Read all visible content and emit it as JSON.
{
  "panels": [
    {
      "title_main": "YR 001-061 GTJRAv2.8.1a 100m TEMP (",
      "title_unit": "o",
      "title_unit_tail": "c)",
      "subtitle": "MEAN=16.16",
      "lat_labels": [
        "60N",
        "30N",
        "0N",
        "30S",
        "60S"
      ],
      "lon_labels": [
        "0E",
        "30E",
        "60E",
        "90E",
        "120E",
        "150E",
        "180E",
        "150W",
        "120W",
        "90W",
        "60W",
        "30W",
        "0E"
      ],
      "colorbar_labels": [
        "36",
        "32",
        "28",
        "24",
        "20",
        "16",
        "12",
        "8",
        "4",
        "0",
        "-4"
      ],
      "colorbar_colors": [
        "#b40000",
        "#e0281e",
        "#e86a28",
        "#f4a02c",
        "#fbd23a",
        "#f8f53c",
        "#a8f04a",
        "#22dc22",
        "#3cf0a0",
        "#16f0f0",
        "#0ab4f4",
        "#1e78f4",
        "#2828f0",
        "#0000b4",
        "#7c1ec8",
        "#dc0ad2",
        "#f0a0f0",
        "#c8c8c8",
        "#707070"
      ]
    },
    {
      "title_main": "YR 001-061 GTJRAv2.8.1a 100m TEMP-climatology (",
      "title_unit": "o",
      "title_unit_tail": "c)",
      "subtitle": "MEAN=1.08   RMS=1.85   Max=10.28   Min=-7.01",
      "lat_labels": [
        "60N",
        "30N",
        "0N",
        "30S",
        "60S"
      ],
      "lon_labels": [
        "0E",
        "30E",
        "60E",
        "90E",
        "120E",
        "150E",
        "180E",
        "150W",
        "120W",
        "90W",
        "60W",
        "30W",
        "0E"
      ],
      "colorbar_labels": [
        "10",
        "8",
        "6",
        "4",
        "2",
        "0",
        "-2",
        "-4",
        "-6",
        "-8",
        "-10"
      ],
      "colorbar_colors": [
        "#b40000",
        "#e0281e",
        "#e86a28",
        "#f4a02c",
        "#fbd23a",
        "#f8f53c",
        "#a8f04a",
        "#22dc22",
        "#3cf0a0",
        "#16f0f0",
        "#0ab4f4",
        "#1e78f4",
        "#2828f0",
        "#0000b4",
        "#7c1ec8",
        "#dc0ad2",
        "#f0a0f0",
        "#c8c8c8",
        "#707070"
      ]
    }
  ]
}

■ ■ ■ ■ ■ ■ ■

List each line in the listing that contains the string "subtitle".

      "subtitle": "MEAN=16.16",
      "subtitle": "MEAN=1.08   RMS=1.85   Max=10.28   Min=-7.01",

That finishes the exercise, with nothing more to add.